YOUR OBJECTIVE: Set down the records again, keeping each line exactly as it is.

SOURCE DATA:
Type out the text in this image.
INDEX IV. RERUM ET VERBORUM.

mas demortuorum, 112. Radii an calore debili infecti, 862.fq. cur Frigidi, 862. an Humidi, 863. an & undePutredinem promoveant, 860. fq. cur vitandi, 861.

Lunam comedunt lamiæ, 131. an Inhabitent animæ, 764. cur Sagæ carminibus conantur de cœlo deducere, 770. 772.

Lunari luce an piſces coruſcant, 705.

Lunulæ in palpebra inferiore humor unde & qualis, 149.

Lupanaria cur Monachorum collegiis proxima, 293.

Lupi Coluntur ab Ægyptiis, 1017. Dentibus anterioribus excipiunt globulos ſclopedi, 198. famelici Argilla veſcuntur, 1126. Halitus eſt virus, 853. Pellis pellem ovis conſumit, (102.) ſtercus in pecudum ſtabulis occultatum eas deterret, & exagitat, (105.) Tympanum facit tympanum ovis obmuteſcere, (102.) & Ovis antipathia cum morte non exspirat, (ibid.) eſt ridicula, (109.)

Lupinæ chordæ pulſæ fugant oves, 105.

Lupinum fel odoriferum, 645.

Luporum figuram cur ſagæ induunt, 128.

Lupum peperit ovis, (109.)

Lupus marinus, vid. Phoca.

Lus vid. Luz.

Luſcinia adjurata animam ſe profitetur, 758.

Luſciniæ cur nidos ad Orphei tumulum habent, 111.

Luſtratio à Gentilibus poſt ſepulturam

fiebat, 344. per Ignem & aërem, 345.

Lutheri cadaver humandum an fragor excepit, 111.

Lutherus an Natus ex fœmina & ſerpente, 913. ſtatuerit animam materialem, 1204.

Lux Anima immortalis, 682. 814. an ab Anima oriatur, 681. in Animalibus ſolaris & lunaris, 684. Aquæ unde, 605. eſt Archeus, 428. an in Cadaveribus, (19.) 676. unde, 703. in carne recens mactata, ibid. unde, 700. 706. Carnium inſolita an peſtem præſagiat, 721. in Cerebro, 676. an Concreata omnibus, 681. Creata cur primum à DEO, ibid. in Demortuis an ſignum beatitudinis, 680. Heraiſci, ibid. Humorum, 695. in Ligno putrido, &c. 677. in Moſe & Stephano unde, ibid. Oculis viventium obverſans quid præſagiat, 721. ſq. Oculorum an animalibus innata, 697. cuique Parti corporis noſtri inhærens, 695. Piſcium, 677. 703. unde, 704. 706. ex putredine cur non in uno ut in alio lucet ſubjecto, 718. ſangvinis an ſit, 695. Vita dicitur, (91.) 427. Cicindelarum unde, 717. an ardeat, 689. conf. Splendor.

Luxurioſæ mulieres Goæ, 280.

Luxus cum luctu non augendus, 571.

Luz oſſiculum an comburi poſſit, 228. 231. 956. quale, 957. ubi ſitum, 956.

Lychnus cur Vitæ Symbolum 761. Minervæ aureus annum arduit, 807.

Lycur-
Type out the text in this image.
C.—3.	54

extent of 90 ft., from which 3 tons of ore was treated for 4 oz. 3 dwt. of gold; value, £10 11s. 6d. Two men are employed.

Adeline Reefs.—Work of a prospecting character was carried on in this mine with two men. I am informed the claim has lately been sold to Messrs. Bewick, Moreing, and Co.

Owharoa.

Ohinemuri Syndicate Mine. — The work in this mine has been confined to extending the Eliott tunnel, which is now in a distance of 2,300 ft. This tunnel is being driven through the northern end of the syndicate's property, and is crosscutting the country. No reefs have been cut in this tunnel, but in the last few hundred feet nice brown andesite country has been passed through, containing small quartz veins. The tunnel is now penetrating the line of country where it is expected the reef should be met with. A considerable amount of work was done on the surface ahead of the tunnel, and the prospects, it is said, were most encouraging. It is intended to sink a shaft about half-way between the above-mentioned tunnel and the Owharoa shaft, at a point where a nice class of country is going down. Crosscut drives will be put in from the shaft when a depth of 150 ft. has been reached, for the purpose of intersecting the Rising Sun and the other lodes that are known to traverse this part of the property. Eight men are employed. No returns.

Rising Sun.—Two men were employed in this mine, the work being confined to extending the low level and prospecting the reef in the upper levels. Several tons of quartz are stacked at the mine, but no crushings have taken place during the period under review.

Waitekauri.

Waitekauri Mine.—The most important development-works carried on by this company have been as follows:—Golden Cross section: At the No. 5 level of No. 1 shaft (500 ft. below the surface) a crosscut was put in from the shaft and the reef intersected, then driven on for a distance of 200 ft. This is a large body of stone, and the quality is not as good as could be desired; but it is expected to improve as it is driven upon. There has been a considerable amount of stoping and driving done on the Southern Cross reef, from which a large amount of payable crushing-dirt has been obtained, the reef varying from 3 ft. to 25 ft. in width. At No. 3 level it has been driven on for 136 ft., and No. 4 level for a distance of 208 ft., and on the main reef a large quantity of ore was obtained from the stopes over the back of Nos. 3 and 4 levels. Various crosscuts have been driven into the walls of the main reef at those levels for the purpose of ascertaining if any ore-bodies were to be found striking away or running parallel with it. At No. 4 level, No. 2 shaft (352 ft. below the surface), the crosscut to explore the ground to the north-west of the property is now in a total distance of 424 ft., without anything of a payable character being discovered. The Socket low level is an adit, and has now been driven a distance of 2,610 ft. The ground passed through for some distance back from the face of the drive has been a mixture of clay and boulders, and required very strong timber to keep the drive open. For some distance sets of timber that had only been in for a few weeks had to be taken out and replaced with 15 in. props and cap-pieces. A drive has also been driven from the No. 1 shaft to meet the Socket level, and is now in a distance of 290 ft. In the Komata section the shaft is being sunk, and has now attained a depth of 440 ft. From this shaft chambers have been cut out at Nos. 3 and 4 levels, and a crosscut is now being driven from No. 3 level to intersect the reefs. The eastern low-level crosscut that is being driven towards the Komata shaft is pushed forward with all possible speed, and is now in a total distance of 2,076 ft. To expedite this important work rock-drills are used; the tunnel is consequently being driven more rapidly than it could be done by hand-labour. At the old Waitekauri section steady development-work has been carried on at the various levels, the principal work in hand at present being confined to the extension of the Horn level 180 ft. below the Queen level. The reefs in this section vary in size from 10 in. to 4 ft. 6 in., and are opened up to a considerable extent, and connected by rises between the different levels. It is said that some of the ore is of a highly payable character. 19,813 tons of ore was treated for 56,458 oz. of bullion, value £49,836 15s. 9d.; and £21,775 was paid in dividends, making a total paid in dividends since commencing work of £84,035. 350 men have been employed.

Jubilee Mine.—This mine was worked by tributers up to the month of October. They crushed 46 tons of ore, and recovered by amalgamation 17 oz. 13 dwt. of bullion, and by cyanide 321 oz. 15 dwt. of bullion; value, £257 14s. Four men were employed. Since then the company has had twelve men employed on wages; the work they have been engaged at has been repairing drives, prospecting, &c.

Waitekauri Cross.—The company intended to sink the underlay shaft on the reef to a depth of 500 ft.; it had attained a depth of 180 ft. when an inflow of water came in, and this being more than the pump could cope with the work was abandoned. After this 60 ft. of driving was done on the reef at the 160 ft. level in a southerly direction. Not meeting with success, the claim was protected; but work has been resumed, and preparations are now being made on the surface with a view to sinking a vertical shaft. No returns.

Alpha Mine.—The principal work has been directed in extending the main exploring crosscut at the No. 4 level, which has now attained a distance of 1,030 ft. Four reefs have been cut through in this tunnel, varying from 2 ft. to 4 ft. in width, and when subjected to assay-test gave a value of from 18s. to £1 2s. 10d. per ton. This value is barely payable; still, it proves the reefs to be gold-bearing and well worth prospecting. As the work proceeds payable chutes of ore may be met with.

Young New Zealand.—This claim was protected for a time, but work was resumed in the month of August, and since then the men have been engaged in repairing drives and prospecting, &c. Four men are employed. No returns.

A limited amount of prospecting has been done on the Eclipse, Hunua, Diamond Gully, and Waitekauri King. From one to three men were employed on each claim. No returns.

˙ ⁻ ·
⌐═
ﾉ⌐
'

ANSWER FOR THE TASK:
Type out the text in this image.
INDEX IV. RERUM ET VERBORUM.

mas demortuorum, 112. Radii an calore debili infecti, 862.fq. cur Frigidi, 862. an Humidi, 863. an & undePutredinem promoveant, 860. fq. cur vitandi, 861.

Lunam comedunt lamiæ, 131. an Inhabitent animæ, 764. cur Sagæ carminibus conantur de cœlo deducere, 770. 772.

Lunari luce an piſces coruſcant, 705.

Lunulæ in palpebra inferiore humor unde & qualis, 149.

Lupanaria cur Monachorum collegiis proxima, 293.

Lupi Coluntur ab Ægyptiis, 1017. Dentibus anterioribus excipiunt globulos ſclopedi, 198. famelici Argilla veſcuntur, 1126. Halitus eſt virus, 853. Pellis pellem ovis conſumit, (102.) ſtercus in pecudum ſtabulis occultatum eas deterret, & exagitat, (105.) Tympanum facit tympanum ovis obmuteſcere, (102.) & Ovis antipathia cum morte non exspirat, (ibid.) eſt ridicula, (109.)

Lupinæ chordæ pulſæ fugant oves, 105.

Lupinum fel odoriferum, 645.

Luporum figuram cur ſagæ induunt, 128.

Lupum peperit ovis, (109.)

Lupus marinus, vid. Phoca.

Lus vid. Luz.

Luſcinia adjurata animam ſe profitetur, 758.

Luſciniæ cur nidos ad Orphei tumulum habent, 111.

Luſtratio à Gentilibus poſt ſepulturam

fiebat, 344. per Ignem & aërem, 345.

Lutheri cadaver humandum an fragor excepit, 111.

Lutherus an Natus ex fœmina & ſerpente, 913. ſtatuerit animam materialem, 1204.

Lux Anima immortalis, 682. 814. an ab Anima oriatur, 681. in Animalibus ſolaris & lunaris, 684. Aquæ unde, 605. eſt Archeus, 428. an in Cadaveribus, (19.) 676. unde, 703. in carne recens mactata, ibid. unde, 700. 706. Carnium inſolita an peſtem præſagiat, 721. in Cerebro, 676. an Concreata omnibus, 681. Creata cur primum à DEO, ibid. in Demortuis an ſignum beatitudinis, 680. Heraiſci, ibid. Humorum, 695. in Ligno putrido, &c. 677. in Moſe & Stephano unde, ibid. Oculis viventium obverſans quid præſagiat, 721. ſq. Oculorum an animalibus innata, 697. cuique Parti corporis noſtri inhærens, 695. Piſcium, 677. 703. unde, 704. 706. ex putredine cur non in uno ut in alio lucet ſubjecto, 718. ſangvinis an ſit, 695. Vita dicitur, (91.) 427. Cicindelarum unde, 717. an ardeat, 689. conf. Splendor.

Luxurioſæ mulieres Goæ, 280.

Luxus cum luctu non augendus, 571.

Luz oſſiculum an comburi poſſit, 228. 231. 956. quale, 957. ubi ſitum, 956.

Lychnus cur Vitæ Symbolum 761. Minervæ aureus annum arduit, 807.

Lycur-
Type out the text in this image.
C.—3.	54

extent of 90 ft., from which 3 tons of ore was treated for 4 oz. 3 dwt. of gold; value, £10 11s. 6d. Two men are employed.

Adeline Reefs.—Work of a prospecting character was carried on in this mine with two men. I am informed the claim has lately been sold to Messrs. Bewick, Moreing, and Co.

Owharoa.

Ohinemuri Syndicate Mine. — The work in this mine has been confined to extending the Eliott tunnel, which is now in a distance of 2,300 ft. This tunnel is being driven through the northern end of the syndicate's property, and is crosscutting the country. No reefs have been cut in this tunnel, but in the last few hundred feet nice brown andesite country has been passed through, containing small quartz veins. The tunnel is now penetrating the line of country where it is expected the reef should be met with. A considerable amount of work was done on the surface ahead of the tunnel, and the prospects, it is said, were most encouraging. It is intended to sink a shaft about half-way between the above-mentioned tunnel and the Owharoa shaft, at a point where a nice class of country is going down. Crosscut drives will be put in from the shaft when a depth of 150 ft. has been reached, for the purpose of intersecting the Rising Sun and the other lodes that are known to traverse this part of the property. Eight men are employed. No returns.

Rising Sun.—Two men were employed in this mine, the work being confined to extending the low level and prospecting the reef in the upper levels. Several tons of quartz are stacked at the mine, but no crushings have taken place during the period under review.

Waitekauri.

Waitekauri Mine.—The most important development-works carried on by this company have been as follows:—Golden Cross section: At the No. 5 level of No. 1 shaft (500 ft. below the surface) a crosscut was put in from the shaft and the reef intersected, then driven on for a distance of 200 ft. This is a large body of stone, and the quality is not as good as could be desired; but it is expected to improve as it is driven upon. There has been a considerable amount of stoping and driving done on the Southern Cross reef, from which a large amount of payable crushing-dirt has been obtained, the reef varying from 3 ft. to 25 ft. in width. At No. 3 level it has been driven on for 136 ft., and No. 4 level for a distance of 208 ft., and on the main reef a large quantity of ore was obtained from the stopes over the back of Nos. 3 and 4 levels. Various crosscuts have been driven into the walls of the main reef at those levels for the purpose of ascertaining if any ore-bodies were to be found striking away or running parallel with it. At No. 4 level, No. 2 shaft (352 ft. below the surface), the crosscut to explore the ground to the north-west of the property is now in a total distance of 424 ft., without anything of a payable character being discovered. The Socket low level is an adit, and has now been driven a distance of 2,610 ft. The ground passed through for some distance back from the face of the drive has been a mixture of clay and boulders, and required very strong timber to keep the drive open. For some distance sets of timber that had only been in for a few weeks had to be taken out and replaced with 15 in. props and cap-pieces. A drive has also been driven from the No. 1 shaft to meet the Socket level, and is now in a distance of 290 ft. In the Komata section the shaft is being sunk, and has now attained a depth of 440 ft. From this shaft chambers have been cut out at Nos. 3 and 4 levels, and a crosscut is now being driven from No. 3 level to intersect the reefs. The eastern low-level crosscut that is being driven towards the Komata shaft is pushed forward with all possible speed, and is now in a total distance of 2,076 ft. To expedite this important work rock-drills are used; the tunnel is consequently being driven more rapidly than it could be done by hand-labour. At the old Waitekauri section steady development-work has been carried on at the various levels, the principal work in hand at present being confined to the extension of the Horn level 180 ft. below the Queen level. The reefs in this section vary in size from 10 in. to 4 ft. 6 in., and are opened up to a considerable extent, and connected by rises between the different levels. It is said that some of the ore is of a highly payable character. 19,813 tons of ore was treated for 56,458 oz. of bullion, value £49,836 15s. 9d.; and £21,775 was paid in dividends, making a total paid in dividends since commencing work of £84,035. 350 men have been employed.

Jubilee Mine.—This mine was worked by tributers up to the month of October. They crushed 46 tons of ore, and recovered by amalgamation 17 oz. 13 dwt. of bullion, and by cyanide 321 oz. 15 dwt. of bullion; value, £257 14s. Four men were employed. Since then the company has had twelve men employed on wages; the work they have been engaged at has been repairing drives, prospecting, &c.

Waitekauri Cross.—The company intended to sink the underlay shaft on the reef to a depth of 500 ft.; it had attained a depth of 180 ft. when an inflow of water came in, and this being more than the pump could cope with the work was abandoned. After this 60 ft. of driving was done on the reef at the 160 ft. level in a southerly direction. Not meeting with success, the claim was protected; but work has been resumed, and preparations are now being made on the surface with a view to sinking a vertical shaft. No returns.

Alpha Mine.—The principal work has been directed in extending the main exploring crosscut at the No. 4 level, which has now attained a distance of 1,030 ft. Four reefs have been cut through in this tunnel, varying from 2 ft. to 4 ft. in width, and when subjected to assay-test gave a value of from 18s. to £1 2s. 10d. per ton. This value is barely payable; still, it proves the reefs to be gold-bearing and well worth prospecting. As the work proceeds payable chutes of ore may be met with.

Young New Zealand.—This claim was protected for a time, but work was resumed in the month of August, and since then the men have been engaged in repairing drives and prospecting, &c. Four men are employed. No returns.

A limited amount of prospecting has been done on the Eclipse, Hunua, Diamond Gully, and Waitekauri King. From one to three men were employed on each claim. No returns.

˙ ⁻ ·
⌐═
ﾉ⌐
'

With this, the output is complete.